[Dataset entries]
>>
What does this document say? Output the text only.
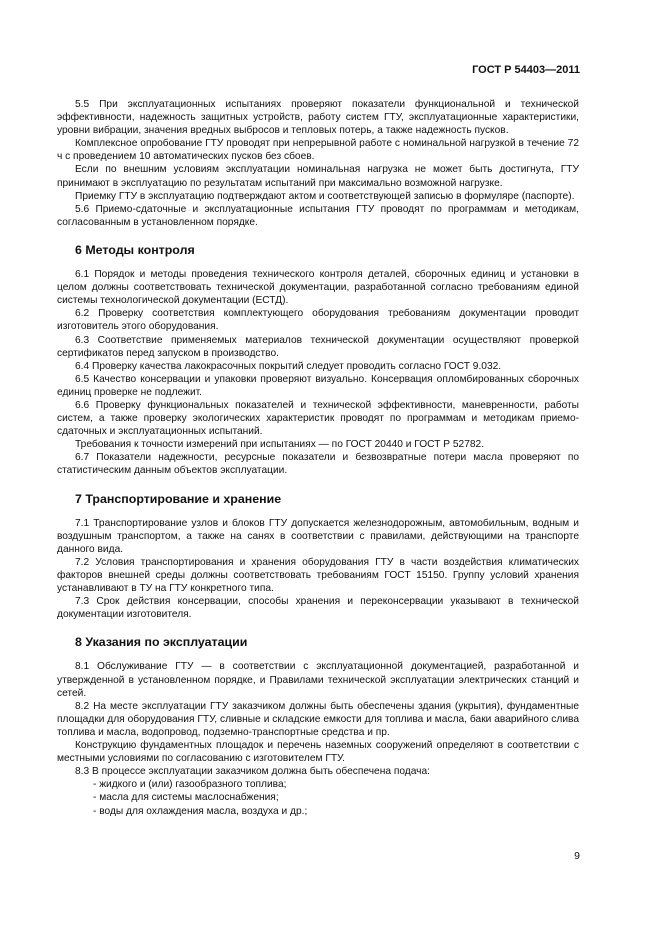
ГОСТ Р 54403—2011
5.5 При эксплуатационных испытаниях проверяют показатели функциональной и технической эффективности, надежность защитных устройств, работу систем ГТУ, эксплуатационные характеристики, уровни вибрации, значения вредных выбросов и тепловых потерь, а также надежность пусков.
Комплексное опробование ГТУ проводят при непрерывной работе с номинальной нагрузкой в течение 72 ч с проведением 10 автоматических пусков без сбоев.
Если по внешним условиям эксплуатации номинальная нагрузка не может быть достигнута, ГТУ принимают в эксплуатацию по результатам испытаний при максимально возможной нагрузке.
Приемку ГТУ в эксплуатацию подтверждают актом и соответствующей записью в формуляре (паспорте).
5.6 Приемо-сдаточные и эксплуатационные испытания ГТУ проводят по программам и методикам, согласованным в установленном порядке.
6 Методы контроля
6.1 Порядок и методы проведения технического контроля деталей, сборочных единиц и установки в целом должны соответствовать технической документации, разработанной согласно требованиям единой системы технологической документации (ЕСТД).
6.2 Проверку соответствия комплектующего оборудования требованиям документации проводит изготовитель этого оборудования.
6.3 Соответствие применяемых материалов технической документации осуществляют проверкой сертификатов перед запуском в производство.
6.4 Проверку качества лакокрасочных покрытий следует проводить согласно ГОСТ 9.032.
6.5 Качество консервации и упаковки проверяют визуально. Консервация опломбированных сборочных единиц проверке не подлежит.
6.6 Проверку функциональных показателей и технической эффективности, маневренности, работы систем, а также проверку экологических характеристик проводят по программам и методикам приемо-сдаточных и эксплуатационных испытаний.
Требования к точности измерений при испытаниях — по ГОСТ 20440 и ГОСТ Р 52782.
6.7 Показатели надежности, ресурсные показатели и безвозвратные потери масла проверяют по статистическим данным объектов эксплуатации.
7 Транспортирование и хранение
7.1 Транспортирование узлов и блоков ГТУ допускается железнодорожным, автомобильным, водным и воздушным транспортом, а также на санях в соответствии с правилами, действующими на транспорте данного вида.
7.2 Условия транспортирования и хранения оборудования ГТУ в части воздействия климатических факторов внешней среды должны соответствовать требованиям ГОСТ 15150. Группу условий хранения устанавливают в ТУ на ГТУ конкретного типа.
7.3 Срок действия консервации, способы хранения и переконсервации указывают в технической документации изготовителя.
8 Указания по эксплуатации
8.1 Обслуживание ГТУ — в соответствии с эксплуатационной документацией, разработанной и утвержденной в установленном порядке, и Правилами технической эксплуатации электрических станций и сетей.
8.2 На месте эксплуатации ГТУ заказчиком должны быть обеспечены здания (укрытия), фундаментные площадки для оборудования ГТУ, сливные и складские емкости для топлива и масла, баки аварийного слива топлива и масла, водопровод, подземно-транспортные средства и пр.
Конструкцию фундаментных площадок и перечень наземных сооружений определяют в соответствии с местными условиями по согласованию с изготовителем ГТУ.
8.3 В процессе эксплуатации заказчиком должна быть обеспечена подача:
- жидкого и (или) газообразного топлива;
- масла для системы маслоснабжения;
- воды для охлаждения масла, воздуха и др.;
9
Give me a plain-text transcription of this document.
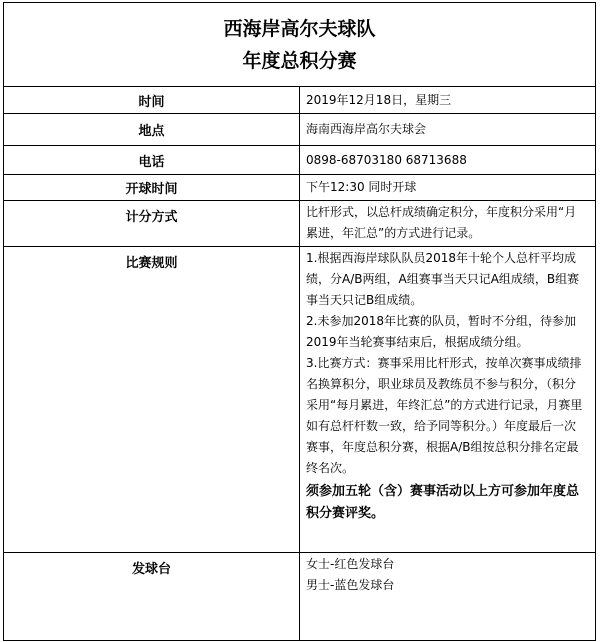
西海岸高尔夫球队
年度总积分赛	

时间	2019年12月18日，星期三
地点	海南西海岸高尔夫球会
电话	0898-68703180 68713688
开球时间	下午12:30 同时开球
计分方式	比杆形式，以总杆成绩确定积分，年度积分采用“月累进，年汇总”的方式进行记录。
比赛规则	1.根据西海岸球队队员2018年十轮个人总杆平均成绩，分A/B两组，A组赛事当天只记A组成绩，B组赛事当天只记B组成绩。

2.未参加2018年比赛的队员，暂时不分组，待参加2019年当轮赛事结束后，根据成绩分组。

3.比赛方式：赛事采用比杆形式，按单次赛事成绩排名换算积分，职业球员及教练员不参与积分，（积分采用“每月累进，年终汇总”的方式进行记录，月赛里如有总杆杆数一致，给予同等积分。）年度最后一次赛事，年度总积分赛，根据A/B组按总积分排名定最终名次。

须参加五轮（含）赛事活动以上方可参加年度总积分赛评奖。

发球台	女士-红色发球台
男士-蓝色发球台
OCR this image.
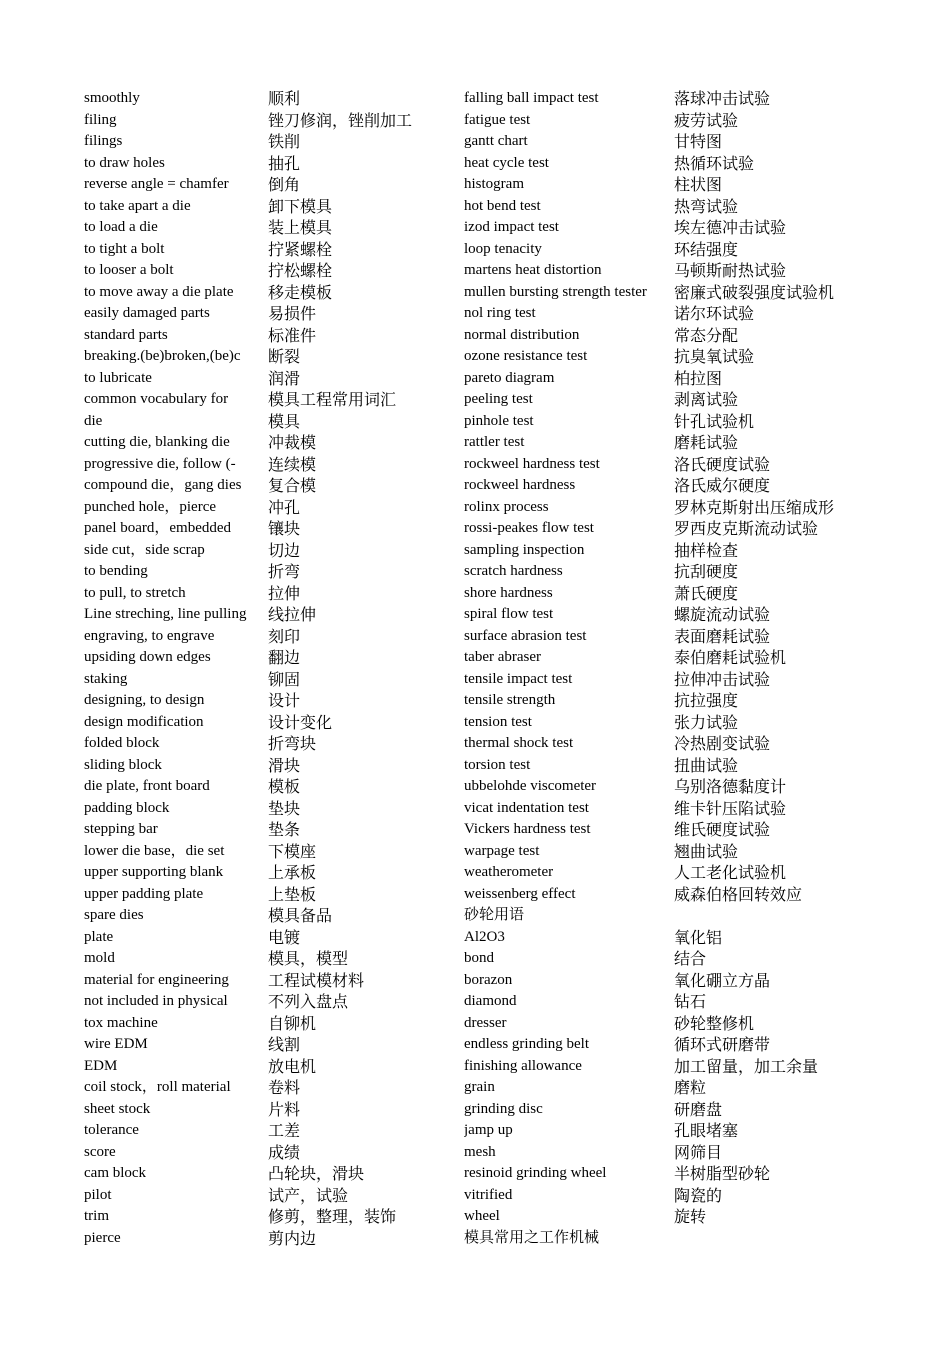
smoothly	顺利
filing	锉刀修润，锉削加工
filings	铁削
to draw holes	抽孔
reverse angle = chamfer	倒角
to take apart a die	卸下模具
to load a die	装上模具
to tight a bolt	拧紧螺栓
to looser a bolt	拧松螺栓
to move away a die plate	移走模板
easily damaged parts	易损件
standard parts	标准件
breaking.(be)broken,(be)c	断裂
to lubricate	润滑
common vocabulary for	模具工程常用词汇
die	模具
cutting die, blanking die	冲裁模
progressive die, follow (-	连续模
compound die，gang dies	复合模
punched hole，pierce	冲孔
panel board，embedded	镶块
side cut，side scrap	切边
to bending	折弯
to pull, to stretch	拉伸
Line streching, line pulling	线拉伸
engraving, to engrave	刻印
upsiding down edges	翻边
staking	铆固
designing, to design	设计
design modification	设计变化
folded block	折弯块
sliding block	滑块
die plate, front board	模板
padding block	垫块
stepping bar	垫条
lower die base，die set	下模座
upper supporting blank	上承板
upper padding plate	上垫板
spare dies	模具备品
plate	电镀
mold	模具，模型
material for engineering	工程试模材料
not included in physical	不列入盘点
tox machine	自铆机
wire EDM	线割
EDM	放电机
coil stock，roll material	卷料
sheet stock	片料
tolerance	工差
score	成绩
cam block	凸轮块，滑块
pilot	试产，试验
trim	修剪，整理，装饰
pierce	剪内边
falling ball impact test	落球冲击试验
fatigue test	疲劳试验
gantt chart	甘特图
heat cycle test	热循环试验
histogram	柱状图
hot bend test	热弯试验
izod impact test	埃左德冲击试验
loop tenacity	环结强度
martens heat distortion	马顿斯耐热试验
mullen bursting strength tester	密廉式破裂强度试验机
nol ring test	诺尔环试验
normal distribution	常态分配
ozone resistance test	抗臭氧试验
pareto diagram	柏拉图
peeling test	剥离试验
pinhole test	针孔试验机
rattler test	磨耗试验
rockweel hardness test	洛氏硬度试验
rockweel hardness	洛氏威尔硬度
rolinx process	罗林克斯射出压缩成形
rossi-peakes flow test	罗西皮克斯流动试验
sampling inspection	抽样检查
scratch hardness	抗刮硬度
shore hardness	萧氏硬度
spiral flow test	螺旋流动试验
surface abrasion test	表面磨耗试验
taber abraser	泰伯磨耗试验机
tensile impact test	拉伸冲击试验
tensile strength	抗拉强度
tension test	张力试验
thermal shock test	冷热剧变试验
torsion test	扭曲试验
ubbelohde viscometer	乌别洛德黏度计
vicat indentation test	维卡针压陷试验
Vickers hardness test	维氏硬度试验
warpage test	翘曲试验
weatherometer	人工老化试验机
weissenberg effect	威森伯格回转效应
砂轮用语
Al2O3	氧化铝
bond	结合
borazon	氧化硼立方晶
diamond	钻石
dresser	砂轮整修机
endless grinding belt	循环式研磨带
finishing allowance	加工留量，加工余量
grain	磨粒
grinding disc	研磨盘
jamp up	孔眼堵塞
mesh	网筛目
resinoid grinding wheel	半树脂型砂轮
vitrified	陶瓷的
wheel	旋转
模具常用之工作机械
<<
Task statement:
Which lines in the records above contain the string "оборудования"? Copy each one.

Full response:
6.2 Проверку соответствия комплектующего оборудования требованиям документации проводит изготовитель этого оборудования.
7.2 Условия транспортирования и хранения оборудования ГТУ в части воздействия климатических факторов внешней среды должны соответствовать требованиям ГОСТ 15150. Группу условий хранения устанавливают в ТУ на ГТУ конкретного типа.
8.2 На месте эксплуатации ГТУ заказчиком должны быть обеспечены здания (укрытия), фундаментные площадки для оборудования ГТУ, сливные и складские емкости для топлива и масла, баки аварийного слива топлива и масла, водопровод, подземно-транспортные средства и пр.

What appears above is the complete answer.